─── Record list ───

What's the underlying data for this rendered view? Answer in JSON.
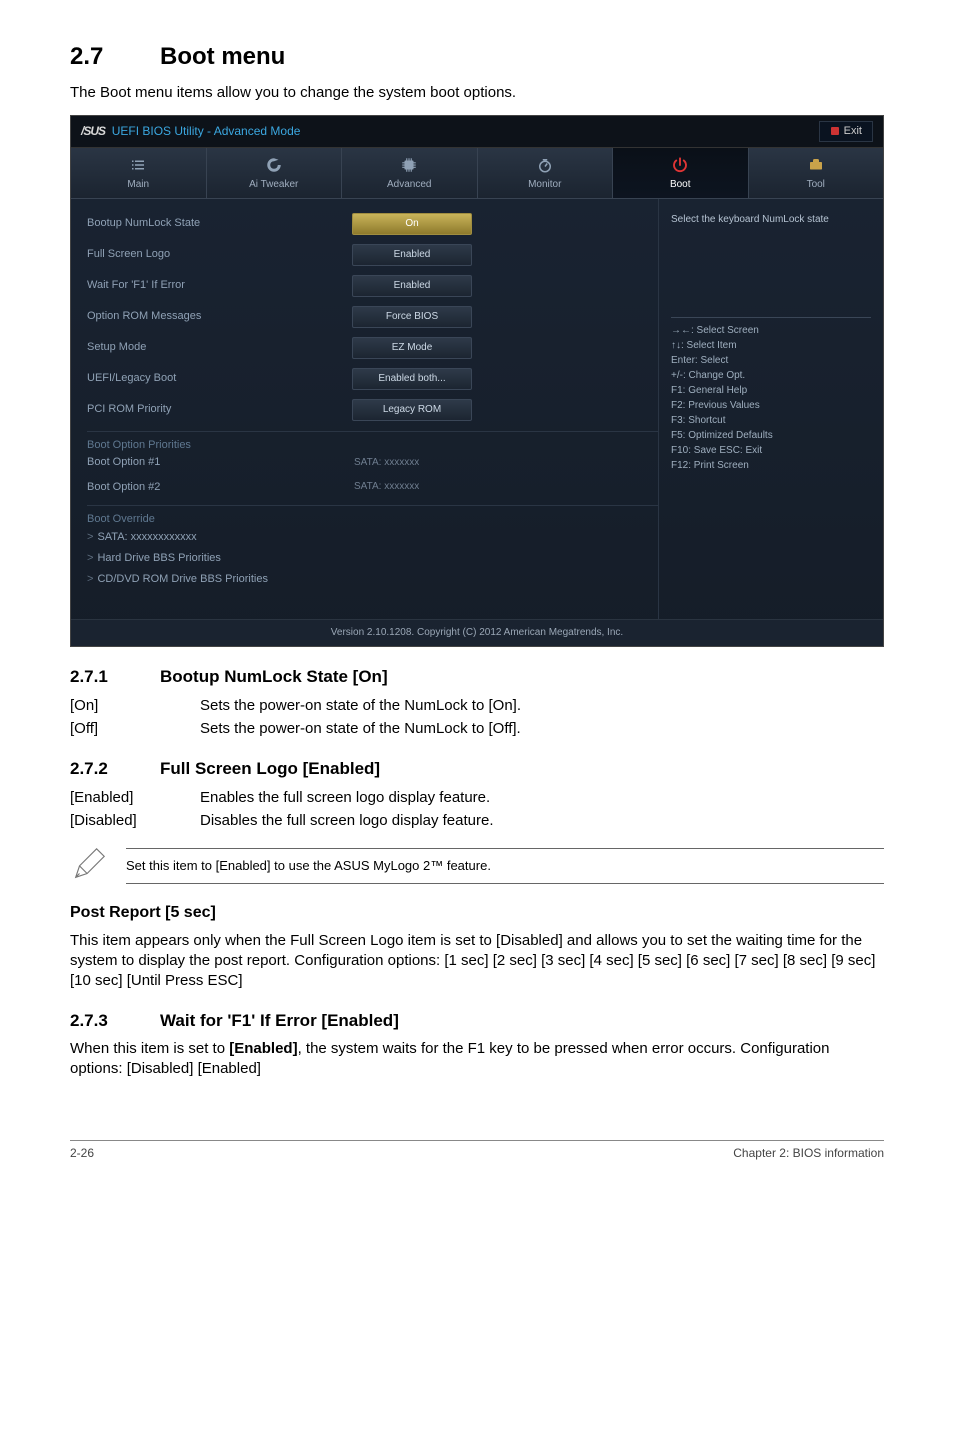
{
  "doc": {
    "section_num": "2.7",
    "section_title": "Boot menu",
    "intro": "The Boot menu items allow you to change the system boot options.",
    "sub1_num": "2.7.1",
    "sub1_title": "Bootup NumLock State [On]",
    "sub1_on_key": "[On]",
    "sub1_on_desc": "Sets the power-on state of the NumLock to [On].",
    "sub1_off_key": "[Off]",
    "sub1_off_desc": "Sets the power-on state of the NumLock to [Off].",
    "sub2_num": "2.7.2",
    "sub2_title": "Full Screen Logo [Enabled]",
    "sub2_en_key": "[Enabled]",
    "sub2_en_desc": "Enables the full screen logo display feature.",
    "sub2_dis_key": "[Disabled]",
    "sub2_dis_desc": "Disables the full screen logo display feature.",
    "note": "Set this item to [Enabled] to use the ASUS MyLogo 2™ feature.",
    "post_title": "Post Report [5 sec]",
    "post_body": "This item appears only when the Full Screen Logo item is set to [Disabled] and allows you to set the waiting time for the system to display the post report. Configuration options: [1 sec] [2 sec] [3 sec] [4 sec] [5 sec] [6 sec] [7 sec] [8 sec] [9 sec] [10 sec] [Until Press ESC]",
    "sub3_num": "2.7.3",
    "sub3_title": "Wait for 'F1' If Error [Enabled]",
    "sub3_body_pre": "When this item is set to ",
    "sub3_body_bold": "[Enabled]",
    "sub3_body_post": ", the system waits for the F1 key to be pressed when error occurs. Configuration options: [Disabled] [Enabled]",
    "footer_left": "2-26",
    "footer_right": "Chapter 2: BIOS information"
  },
  "bios": {
    "brand": "/SUS",
    "title": "UEFI BIOS Utility - Advanced Mode",
    "exit": "Exit",
    "tabs": {
      "main": "Main",
      "ai": "Ai  Tweaker",
      "advanced": "Advanced",
      "monitor": "Monitor",
      "boot": "Boot",
      "tool": "Tool"
    },
    "rows": {
      "numlock": {
        "label": "Bootup NumLock State",
        "value": "On"
      },
      "logo": {
        "label": "Full Screen Logo",
        "value": "Enabled"
      },
      "waitf1": {
        "label": "Wait For 'F1' If Error",
        "value": "Enabled"
      },
      "optrom": {
        "label": "Option ROM Messages",
        "value": "Force BIOS"
      },
      "setup": {
        "label": "Setup Mode",
        "value": "EZ Mode"
      },
      "uefi": {
        "label": "UEFI/Legacy Boot",
        "value": "Enabled both..."
      },
      "pci": {
        "label": "PCI ROM Priority",
        "value": "Legacy ROM"
      }
    },
    "groups": {
      "boot_priorities": "Boot Option Priorities",
      "boot1_label": "Boot Option #1",
      "boot1_value": "SATA: xxxxxxx",
      "boot2_label": "Boot Option #2",
      "boot2_value": "SATA: xxxxxxx",
      "override": "Boot Override",
      "sata": "SATA: xxxxxxxxxxxx",
      "hdd": "Hard Drive BBS Priorities",
      "cd": "CD/DVD ROM Drive BBS Priorities"
    },
    "help": {
      "title": "Select the keyboard NumLock state",
      "k1": "→←:  Select Screen",
      "k2": "↑↓:  Select Item",
      "k3": "Enter:  Select",
      "k4": "+/-:  Change Opt.",
      "k5": "F1:  General Help",
      "k6": "F2:  Previous Values",
      "k7": "F3:  Shortcut",
      "k8": "F5:  Optimized Defaults",
      "k9": "F10:  Save   ESC:  Exit",
      "k10": "F12:  Print Screen"
    },
    "footer": "Version  2.10.1208.   Copyright  (C)  2012 American  Megatrends,  Inc."
  }
}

───

Print each of the records above exactly as written, leaving no picture in the copy.

What's the underlying data for this rendered view? Answer in JSON.
{
  "doc": {
    "section_num": "2.7",
    "section_title": "Boot menu",
    "intro": "The Boot menu items allow you to change the system boot options.",
    "sub1_num": "2.7.1",
    "sub1_title": "Bootup NumLock State [On]",
    "sub1_on_key": "[On]",
    "sub1_on_desc": "Sets the power-on state of the NumLock to [On].",
    "sub1_off_key": "[Off]",
    "sub1_off_desc": "Sets the power-on state of the NumLock to [Off].",
    "sub2_num": "2.7.2",
    "sub2_title": "Full Screen Logo [Enabled]",
    "sub2_en_key": "[Enabled]",
    "sub2_en_desc": "Enables the full screen logo display feature.",
    "sub2_dis_key": "[Disabled]",
    "sub2_dis_desc": "Disables the full screen logo display feature.",
    "note": "Set this item to [Enabled] to use the ASUS MyLogo 2™ feature.",
    "post_title": "Post Report [5 sec]",
    "post_body": "This item appears only when the Full Screen Logo item is set to [Disabled] and allows you to set the waiting time for the system to display the post report. Configuration options: [1 sec] [2 sec] [3 sec] [4 sec] [5 sec] [6 sec] [7 sec] [8 sec] [9 sec] [10 sec] [Until Press ESC]",
    "sub3_num": "2.7.3",
    "sub3_title": "Wait for 'F1' If Error [Enabled]",
    "sub3_body_pre": "When this item is set to ",
    "sub3_body_bold": "[Enabled]",
    "sub3_body_post": ", the system waits for the F1 key to be pressed when error occurs. Configuration options: [Disabled] [Enabled]",
    "footer_left": "2-26",
    "footer_right": "Chapter 2: BIOS information"
  },
  "bios": {
    "brand": "/SUS",
    "title": "UEFI BIOS Utility - Advanced Mode",
    "exit": "Exit",
    "tabs": {
      "main": "Main",
      "ai": "Ai  Tweaker",
      "advanced": "Advanced",
      "monitor": "Monitor",
      "boot": "Boot",
      "tool": "Tool"
    },
    "rows": {
      "numlock": {
        "label": "Bootup NumLock State",
        "value": "On"
      },
      "logo": {
        "label": "Full Screen Logo",
        "value": "Enabled"
      },
      "waitf1": {
        "label": "Wait For 'F1' If Error",
        "value": "Enabled"
      },
      "optrom": {
        "label": "Option ROM Messages",
        "value": "Force BIOS"
      },
      "setup": {
        "label": "Setup Mode",
        "value": "EZ Mode"
      },
      "uefi": {
        "label": "UEFI/Legacy Boot",
        "value": "Enabled both..."
      },
      "pci": {
        "label": "PCI ROM Priority",
        "value": "Legacy ROM"
      }
    },
    "groups": {
      "boot_priorities": "Boot Option Priorities",
      "boot1_label": "Boot Option #1",
      "boot1_value": "SATA: xxxxxxx",
      "boot2_label": "Boot Option #2",
      "boot2_value": "SATA: xxxxxxx",
      "override": "Boot Override",
      "sata": "SATA: xxxxxxxxxxxx",
      "hdd": "Hard Drive BBS Priorities",
      "cd": "CD/DVD ROM Drive BBS Priorities"
    },
    "help": {
      "title": "Select the keyboard NumLock state",
      "k1": "→←:  Select Screen",
      "k2": "↑↓:  Select Item",
      "k3": "Enter:  Select",
      "k4": "+/-:  Change Opt.",
      "k5": "F1:  General Help",
      "k6": "F2:  Previous Values",
      "k7": "F3:  Shortcut",
      "k8": "F5:  Optimized Defaults",
      "k9": "F10:  Save   ESC:  Exit",
      "k10": "F12:  Print Screen"
    },
    "footer": "Version  2.10.1208.   Copyright  (C)  2012 American  Megatrends,  Inc."
  }
}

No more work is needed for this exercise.